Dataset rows

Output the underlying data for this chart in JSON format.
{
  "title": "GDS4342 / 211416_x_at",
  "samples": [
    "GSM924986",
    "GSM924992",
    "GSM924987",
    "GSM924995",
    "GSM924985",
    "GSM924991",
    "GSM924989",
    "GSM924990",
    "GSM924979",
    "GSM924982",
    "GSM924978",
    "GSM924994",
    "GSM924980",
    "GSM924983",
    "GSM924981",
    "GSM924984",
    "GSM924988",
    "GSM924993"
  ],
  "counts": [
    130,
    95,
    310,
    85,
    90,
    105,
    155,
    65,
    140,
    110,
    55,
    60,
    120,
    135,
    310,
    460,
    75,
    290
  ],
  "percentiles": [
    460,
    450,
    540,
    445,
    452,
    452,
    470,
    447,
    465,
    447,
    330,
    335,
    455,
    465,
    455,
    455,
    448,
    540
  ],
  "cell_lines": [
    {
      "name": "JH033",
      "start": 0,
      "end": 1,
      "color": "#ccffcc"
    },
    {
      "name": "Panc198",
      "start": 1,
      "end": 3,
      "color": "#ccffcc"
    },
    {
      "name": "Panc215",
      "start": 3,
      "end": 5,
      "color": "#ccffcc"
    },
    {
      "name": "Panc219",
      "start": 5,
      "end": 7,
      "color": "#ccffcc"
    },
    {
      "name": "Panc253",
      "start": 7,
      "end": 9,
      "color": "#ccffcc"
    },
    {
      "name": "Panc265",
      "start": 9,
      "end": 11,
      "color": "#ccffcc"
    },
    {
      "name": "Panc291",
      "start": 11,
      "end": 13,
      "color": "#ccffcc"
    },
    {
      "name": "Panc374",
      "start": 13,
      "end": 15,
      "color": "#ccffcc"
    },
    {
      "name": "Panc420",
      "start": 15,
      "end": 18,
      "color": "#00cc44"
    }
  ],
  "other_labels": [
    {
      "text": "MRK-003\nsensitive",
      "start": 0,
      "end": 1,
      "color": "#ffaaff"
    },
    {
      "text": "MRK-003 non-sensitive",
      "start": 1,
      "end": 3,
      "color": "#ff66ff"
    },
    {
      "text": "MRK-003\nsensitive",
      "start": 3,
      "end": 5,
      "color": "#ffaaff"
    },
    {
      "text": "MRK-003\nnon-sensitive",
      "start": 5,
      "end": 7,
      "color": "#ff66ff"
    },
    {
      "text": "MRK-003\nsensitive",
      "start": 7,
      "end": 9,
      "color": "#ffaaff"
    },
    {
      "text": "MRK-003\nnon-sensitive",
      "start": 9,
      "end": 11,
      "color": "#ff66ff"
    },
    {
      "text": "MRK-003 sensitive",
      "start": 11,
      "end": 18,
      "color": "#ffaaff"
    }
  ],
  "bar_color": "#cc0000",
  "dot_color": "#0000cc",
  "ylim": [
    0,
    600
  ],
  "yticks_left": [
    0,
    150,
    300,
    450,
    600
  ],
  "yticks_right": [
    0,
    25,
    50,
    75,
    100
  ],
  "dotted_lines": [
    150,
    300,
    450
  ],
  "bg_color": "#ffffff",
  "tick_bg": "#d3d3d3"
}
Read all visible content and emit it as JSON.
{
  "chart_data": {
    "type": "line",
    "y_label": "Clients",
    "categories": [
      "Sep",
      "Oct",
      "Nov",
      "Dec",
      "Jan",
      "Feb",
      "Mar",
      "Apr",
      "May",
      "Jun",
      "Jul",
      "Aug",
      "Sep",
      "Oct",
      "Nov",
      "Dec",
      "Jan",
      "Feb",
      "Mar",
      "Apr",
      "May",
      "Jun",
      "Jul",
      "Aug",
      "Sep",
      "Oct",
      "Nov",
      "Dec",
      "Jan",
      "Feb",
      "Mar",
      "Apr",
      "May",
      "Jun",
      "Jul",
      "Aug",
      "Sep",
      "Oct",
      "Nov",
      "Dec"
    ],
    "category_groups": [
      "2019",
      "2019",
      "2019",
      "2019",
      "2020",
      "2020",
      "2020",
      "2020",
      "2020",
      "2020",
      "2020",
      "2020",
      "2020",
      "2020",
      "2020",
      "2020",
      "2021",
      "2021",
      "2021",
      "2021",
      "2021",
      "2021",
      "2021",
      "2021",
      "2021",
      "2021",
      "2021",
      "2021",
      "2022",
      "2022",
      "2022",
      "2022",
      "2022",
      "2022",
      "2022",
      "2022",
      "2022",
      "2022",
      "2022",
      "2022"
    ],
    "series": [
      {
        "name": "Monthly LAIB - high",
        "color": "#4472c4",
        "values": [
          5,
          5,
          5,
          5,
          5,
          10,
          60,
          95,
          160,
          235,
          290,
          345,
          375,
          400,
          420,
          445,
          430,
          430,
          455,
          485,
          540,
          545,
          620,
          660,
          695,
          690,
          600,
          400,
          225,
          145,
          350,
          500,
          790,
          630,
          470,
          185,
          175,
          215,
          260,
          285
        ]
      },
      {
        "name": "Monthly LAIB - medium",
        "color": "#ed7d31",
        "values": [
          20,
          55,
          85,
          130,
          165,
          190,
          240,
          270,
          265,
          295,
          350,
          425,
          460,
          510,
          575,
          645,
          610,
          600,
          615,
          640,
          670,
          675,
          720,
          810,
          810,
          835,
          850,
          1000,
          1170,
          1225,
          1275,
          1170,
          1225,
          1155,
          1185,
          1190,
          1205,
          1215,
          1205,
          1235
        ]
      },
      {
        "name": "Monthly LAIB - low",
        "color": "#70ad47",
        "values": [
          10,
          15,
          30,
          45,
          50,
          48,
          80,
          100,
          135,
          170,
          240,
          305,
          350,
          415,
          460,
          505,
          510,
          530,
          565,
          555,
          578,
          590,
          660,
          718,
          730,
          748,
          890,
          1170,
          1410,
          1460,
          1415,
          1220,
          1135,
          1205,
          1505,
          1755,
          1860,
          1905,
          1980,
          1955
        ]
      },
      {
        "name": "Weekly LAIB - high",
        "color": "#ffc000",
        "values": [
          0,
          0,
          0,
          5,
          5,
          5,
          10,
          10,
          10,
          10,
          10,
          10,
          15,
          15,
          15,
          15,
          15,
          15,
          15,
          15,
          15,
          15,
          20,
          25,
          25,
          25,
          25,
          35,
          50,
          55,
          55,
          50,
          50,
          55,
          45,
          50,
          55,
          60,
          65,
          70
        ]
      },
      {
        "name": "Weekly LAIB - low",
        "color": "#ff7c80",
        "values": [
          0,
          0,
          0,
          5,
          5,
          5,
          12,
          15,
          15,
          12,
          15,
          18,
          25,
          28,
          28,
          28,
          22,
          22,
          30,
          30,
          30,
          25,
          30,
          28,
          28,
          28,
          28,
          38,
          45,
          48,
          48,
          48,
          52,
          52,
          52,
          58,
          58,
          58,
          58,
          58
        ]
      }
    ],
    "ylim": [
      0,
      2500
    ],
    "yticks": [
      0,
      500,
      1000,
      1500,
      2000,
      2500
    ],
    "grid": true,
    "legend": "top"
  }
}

* **YOUR OBJECTIVE**:
Your task is to extract all of the records exactly.

* **EXERCISE RESPONSE**:
Output the underlying data for this chart in JSON format.
{
  "title": "GDS4342 / 211416_x_at",
  "samples": [
    "GSM924986",
    "GSM924992",
    "GSM924987",
    "GSM924995",
    "GSM924985",
    "GSM924991",
    "GSM924989",
    "GSM924990",
    "GSM924979",
    "GSM924982",
    "GSM924978",
    "GSM924994",
    "GSM924980",
    "GSM924983",
    "GSM924981",
    "GSM924984",
    "GSM924988",
    "GSM924993"
  ],
  "counts": [
    130,
    95,
    310,
    85,
    90,
    105,
    155,
    65,
    140,
    110,
    55,
    60,
    120,
    135,
    310,
    460,
    75,
    290
  ],
  "percentiles": [
    460,
    450,
    540,
    445,
    452,
    452,
    470,
    447,
    465,
    447,
    330,
    335,
    455,
    465,
    455,
    455,
    448,
    540
  ],
  "cell_lines": [
    {
      "name": "JH033",
      "start": 0,
      "end": 1,
      "color": "#ccffcc"
    },
    {
      "name": "Panc198",
      "start": 1,
      "end": 3,
      "color": "#ccffcc"
    },
    {
      "name": "Panc215",
      "start": 3,
      "end": 5,
      "color": "#ccffcc"
    },
    {
      "name": "Panc219",
      "start": 5,
      "end": 7,
      "color": "#ccffcc"
    },
    {
      "name": "Panc253",
      "start": 7,
      "end": 9,
      "color": "#ccffcc"
    },
    {
      "name": "Panc265",
      "start": 9,
      "end": 11,
      "color": "#ccffcc"
    },
    {
      "name": "Panc291",
      "start": 11,
      "end": 13,
      "color": "#ccffcc"
    },
    {
      "name": "Panc374",
      "start": 13,
      "end": 15,
      "color": "#ccffcc"
    },
    {
      "name": "Panc420",
      "start": 15,
      "end": 18,
      "color": "#00cc44"
    }
  ],
  "other_labels": [
    {
      "text": "MRK-003\nsensitive",
      "start": 0,
      "end": 1,
      "color": "#ffaaff"
    },
    {
      "text": "MRK-003 non-sensitive",
      "start": 1,
      "end": 3,
      "color": "#ff66ff"
    },
    {
      "text": "MRK-003\nsensitive",
      "start": 3,
      "end": 5,
      "color": "#ffaaff"
    },
    {
      "text": "MRK-003\nnon-sensitive",
      "start": 5,
      "end": 7,
      "color": "#ff66ff"
    },
    {
      "text": "MRK-003\nsensitive",
      "start": 7,
      "end": 9,
      "color": "#ffaaff"
    },
    {
      "text": "MRK-003\nnon-sensitive",
      "start": 9,
      "end": 11,
      "color": "#ff66ff"
    },
    {
      "text": "MRK-003 sensitive",
      "start": 11,
      "end": 18,
      "color": "#ffaaff"
    }
  ],
  "bar_color": "#cc0000",
  "dot_color": "#0000cc",
  "ylim": [
    0,
    600
  ],
  "yticks_left": [
    0,
    150,
    300,
    450,
    600
  ],
  "yticks_right": [
    0,
    25,
    50,
    75,
    100
  ],
  "dotted_lines": [
    150,
    300,
    450
  ],
  "bg_color": "#ffffff",
  "tick_bg": "#d3d3d3"
}
Read all visible content and emit it as JSON.
{
  "chart_data": {
    "type": "line",
    "y_label": "Clients",
    "categories": [
      "Sep",
      "Oct",
      "Nov",
      "Dec",
      "Jan",
      "Feb",
      "Mar",
      "Apr",
      "May",
      "Jun",
      "Jul",
      "Aug",
      "Sep",
      "Oct",
      "Nov",
      "Dec",
      "Jan",
      "Feb",
      "Mar",
      "Apr",
      "May",
      "Jun",
      "Jul",
      "Aug",
      "Sep",
      "Oct",
      "Nov",
      "Dec",
      "Jan",
      "Feb",
      "Mar",
      "Apr",
      "May",
      "Jun",
      "Jul",
      "Aug",
      "Sep",
      "Oct",
      "Nov",
      "Dec"
    ],
    "category_groups": [
      "2019",
      "2019",
      "2019",
      "2019",
      "2020",
      "2020",
      "2020",
      "2020",
      "2020",
      "2020",
      "2020",
      "2020",
      "2020",
      "2020",
      "2020",
      "2020",
      "2021",
      "2021",
      "2021",
      "2021",
      "2021",
      "2021",
      "2021",
      "2021",
      "2021",
      "2021",
      "2021",
      "2021",
      "2022",
      "2022",
      "2022",
      "2022",
      "2022",
      "2022",
      "2022",
      "2022",
      "2022",
      "2022",
      "2022",
      "2022"
    ],
    "series": [
      {
        "name": "Monthly LAIB - high",
        "color": "#4472c4",
        "values": [
          5,
          5,
          5,
          5,
          5,
          10,
          60,
          95,
          160,
          235,
          290,
          345,
          375,
          400,
          420,
          445,
          430,
          430,
          455,
          485,
          540,
          545,
          620,
          660,
          695,
          690,
          600,
          400,
          225,
          145,
          350,
          500,
          790,
          630,
          470,
          185,
          175,
          215,
          260,
          285
        ]
      },
      {
        "name": "Monthly LAIB - medium",
        "color": "#ed7d31",
        "values": [
          20,
          55,
          85,
          130,
          165,
          190,
          240,
          270,
          265,
          295,
          350,
          425,
          460,
          510,
          575,
          645,
          610,
          600,
          615,
          640,
          670,
          675,
          720,
          810,
          810,
          835,
          850,
          1000,
          1170,
          1225,
          1275,
          1170,
          1225,
          1155,
          1185,
          1190,
          1205,
          1215,
          1205,
          1235
        ]
      },
      {
        "name": "Monthly LAIB - low",
        "color": "#70ad47",
        "values": [
          10,
          15,
          30,
          45,
          50,
          48,
          80,
          100,
          135,
          170,
          240,
          305,
          350,
          415,
          460,
          505,
          510,
          530,
          565,
          555,
          578,
          590,
          660,
          718,
          730,
          748,
          890,
          1170,
          1410,
          1460,
          1415,
          1220,
          1135,
          1205,
          1505,
          1755,
          1860,
          1905,
          1980,
          1955
        ]
      },
      {
        "name": "Weekly LAIB - high",
        "color": "#ffc000",
        "values": [
          0,
          0,
          0,
          5,
          5,
          5,
          10,
          10,
          10,
          10,
          10,
          10,
          15,
          15,
          15,
          15,
          15,
          15,
          15,
          15,
          15,
          15,
          20,
          25,
          25,
          25,
          25,
          35,
          50,
          55,
          55,
          50,
          50,
          55,
          45,
          50,
          55,
          60,
          65,
          70
        ]
      },
      {
        "name": "Weekly LAIB - low",
        "color": "#ff7c80",
        "values": [
          0,
          0,
          0,
          5,
          5,
          5,
          12,
          15,
          15,
          12,
          15,
          18,
          25,
          28,
          28,
          28,
          22,
          22,
          30,
          30,
          30,
          25,
          30,
          28,
          28,
          28,
          28,
          38,
          45,
          48,
          48,
          48,
          52,
          52,
          52,
          58,
          58,
          58,
          58,
          58
        ]
      }
    ],
    "ylim": [
      0,
      2500
    ],
    "yticks": [
      0,
      500,
      1000,
      1500,
      2000,
      2500
    ],
    "grid": true,
    "legend": "top"
  }
}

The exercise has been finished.